Stored dataset items
* START *
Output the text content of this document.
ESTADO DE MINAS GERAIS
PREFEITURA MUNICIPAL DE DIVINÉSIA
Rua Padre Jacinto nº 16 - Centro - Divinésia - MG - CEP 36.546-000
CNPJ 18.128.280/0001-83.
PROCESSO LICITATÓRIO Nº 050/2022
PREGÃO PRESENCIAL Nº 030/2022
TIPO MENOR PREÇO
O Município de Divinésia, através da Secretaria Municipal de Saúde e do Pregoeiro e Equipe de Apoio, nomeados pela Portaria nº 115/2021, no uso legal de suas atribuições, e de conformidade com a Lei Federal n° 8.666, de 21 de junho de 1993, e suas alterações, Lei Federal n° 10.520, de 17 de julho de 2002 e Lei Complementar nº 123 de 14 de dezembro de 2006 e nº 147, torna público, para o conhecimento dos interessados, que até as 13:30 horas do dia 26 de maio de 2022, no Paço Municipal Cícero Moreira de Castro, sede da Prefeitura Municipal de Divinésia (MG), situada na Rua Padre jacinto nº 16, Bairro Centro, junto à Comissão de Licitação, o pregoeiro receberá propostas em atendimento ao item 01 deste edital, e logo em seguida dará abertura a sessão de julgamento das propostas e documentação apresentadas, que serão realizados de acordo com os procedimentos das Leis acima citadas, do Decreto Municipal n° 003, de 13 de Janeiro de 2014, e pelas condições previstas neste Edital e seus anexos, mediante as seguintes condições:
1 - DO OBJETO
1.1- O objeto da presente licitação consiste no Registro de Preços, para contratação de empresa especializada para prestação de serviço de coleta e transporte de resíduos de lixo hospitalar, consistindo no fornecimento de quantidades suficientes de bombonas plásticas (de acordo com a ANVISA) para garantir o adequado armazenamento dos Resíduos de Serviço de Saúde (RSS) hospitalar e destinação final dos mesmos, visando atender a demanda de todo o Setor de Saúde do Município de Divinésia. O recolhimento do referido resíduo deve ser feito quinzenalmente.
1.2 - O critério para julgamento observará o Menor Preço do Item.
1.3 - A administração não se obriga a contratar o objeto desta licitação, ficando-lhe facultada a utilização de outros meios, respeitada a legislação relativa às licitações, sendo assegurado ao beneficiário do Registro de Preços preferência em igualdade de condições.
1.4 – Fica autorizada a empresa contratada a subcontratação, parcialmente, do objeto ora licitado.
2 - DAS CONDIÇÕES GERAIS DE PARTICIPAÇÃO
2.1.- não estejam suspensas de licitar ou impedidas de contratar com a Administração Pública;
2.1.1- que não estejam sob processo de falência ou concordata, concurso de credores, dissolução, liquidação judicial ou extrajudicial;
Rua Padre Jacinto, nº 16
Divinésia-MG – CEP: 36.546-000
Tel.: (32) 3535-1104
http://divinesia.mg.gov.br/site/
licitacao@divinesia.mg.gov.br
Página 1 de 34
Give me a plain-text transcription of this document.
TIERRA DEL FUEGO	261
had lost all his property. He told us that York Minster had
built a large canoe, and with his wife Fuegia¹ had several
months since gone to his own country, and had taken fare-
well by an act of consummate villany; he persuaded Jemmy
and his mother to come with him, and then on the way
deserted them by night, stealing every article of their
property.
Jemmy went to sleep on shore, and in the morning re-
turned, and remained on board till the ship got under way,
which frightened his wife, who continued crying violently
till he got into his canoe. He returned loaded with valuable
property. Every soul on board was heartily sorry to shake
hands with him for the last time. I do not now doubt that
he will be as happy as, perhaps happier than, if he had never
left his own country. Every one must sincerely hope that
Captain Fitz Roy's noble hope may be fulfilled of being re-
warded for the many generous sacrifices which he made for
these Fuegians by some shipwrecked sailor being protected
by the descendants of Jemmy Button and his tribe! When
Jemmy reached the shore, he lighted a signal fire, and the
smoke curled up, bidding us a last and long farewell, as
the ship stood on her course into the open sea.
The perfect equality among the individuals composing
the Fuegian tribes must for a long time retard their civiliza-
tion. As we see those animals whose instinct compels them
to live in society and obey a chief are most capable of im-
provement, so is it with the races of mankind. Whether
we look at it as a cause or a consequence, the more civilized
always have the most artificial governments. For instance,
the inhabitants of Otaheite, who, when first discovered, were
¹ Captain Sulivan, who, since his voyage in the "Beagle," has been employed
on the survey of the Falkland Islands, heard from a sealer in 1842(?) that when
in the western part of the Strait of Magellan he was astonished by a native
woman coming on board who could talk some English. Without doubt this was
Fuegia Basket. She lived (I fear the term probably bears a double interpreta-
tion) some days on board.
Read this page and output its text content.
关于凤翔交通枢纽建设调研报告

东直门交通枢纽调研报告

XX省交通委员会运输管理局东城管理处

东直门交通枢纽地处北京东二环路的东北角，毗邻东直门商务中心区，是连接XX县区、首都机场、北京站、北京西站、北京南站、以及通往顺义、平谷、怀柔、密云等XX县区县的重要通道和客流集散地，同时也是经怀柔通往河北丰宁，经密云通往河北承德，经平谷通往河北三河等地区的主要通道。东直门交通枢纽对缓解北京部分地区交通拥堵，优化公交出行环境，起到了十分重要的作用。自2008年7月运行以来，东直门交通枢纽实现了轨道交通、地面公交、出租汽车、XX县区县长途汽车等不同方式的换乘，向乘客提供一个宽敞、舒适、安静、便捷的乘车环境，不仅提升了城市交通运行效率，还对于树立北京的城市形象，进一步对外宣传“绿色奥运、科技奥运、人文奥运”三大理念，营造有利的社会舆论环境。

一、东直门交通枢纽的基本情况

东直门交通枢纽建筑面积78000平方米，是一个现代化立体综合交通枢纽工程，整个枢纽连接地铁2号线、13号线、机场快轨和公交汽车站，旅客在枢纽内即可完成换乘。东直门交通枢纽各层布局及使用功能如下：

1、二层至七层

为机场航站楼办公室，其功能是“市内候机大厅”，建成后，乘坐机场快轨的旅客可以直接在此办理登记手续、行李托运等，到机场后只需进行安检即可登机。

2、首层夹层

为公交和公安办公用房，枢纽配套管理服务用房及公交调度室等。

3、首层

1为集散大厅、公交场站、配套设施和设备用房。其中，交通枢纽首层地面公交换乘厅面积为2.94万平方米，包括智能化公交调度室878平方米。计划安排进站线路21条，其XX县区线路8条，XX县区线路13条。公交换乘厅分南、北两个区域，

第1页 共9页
* END *
> _DIRECTION_:
Repeat, without change, each line of the data above from the one that contains "Read this page and output its text content." through the final line, counting both.

> _TASK RESPONSE_:
Read this page and output its text content.
关于凤翔交通枢纽建设调研报告

东直门交通枢纽调研报告

XX省交通委员会运输管理局东城管理处

东直门交通枢纽地处北京东二环路的东北角，毗邻东直门商务中心区，是连接XX县区、首都机场、北京站、北京西站、北京南站、以及通往顺义、平谷、怀柔、密云等XX县区县的重要通道和客流集散地，同时也是经怀柔通往河北丰宁，经密云通往河北承德，经平谷通往河北三河等地区的主要通道。东直门交通枢纽对缓解北京部分地区交通拥堵，优化公交出行环境，起到了十分重要的作用。自2008年7月运行以来，东直门交通枢纽实现了轨道交通、地面公交、出租汽车、XX县区县长途汽车等不同方式的换乘，向乘客提供一个宽敞、舒适、安静、便捷的乘车环境，不仅提升了城市交通运行效率，还对于树立北京的城市形象，进一步对外宣传“绿色奥运、科技奥运、人文奥运”三大理念，营造有利的社会舆论环境。

一、东直门交通枢纽的基本情况

东直门交通枢纽建筑面积78000平方米，是一个现代化立体综合交通枢纽工程，整个枢纽连接地铁2号线、13号线、机场快轨和公交汽车站，旅客在枢纽内即可完成换乘。东直门交通枢纽各层布局及使用功能如下：

1、二层至七层

为机场航站楼办公室，其功能是“市内候机大厅”，建成后，乘坐机场快轨的旅客可以直接在此办理登记手续、行李托运等，到机场后只需进行安检即可登机。

2、首层夹层

为公交和公安办公用房，枢纽配套管理服务用房及公交调度室等。

3、首层

1为集散大厅、公交场站、配套设施和设备用房。其中，交通枢纽首层地面公交换乘厅面积为2.94万平方米，包括智能化公交调度室878平方米。计划安排进站线路21条，其XX县区线路8条，XX县区线路13条。公交换乘厅分南、北两个区域，

第1页 共9页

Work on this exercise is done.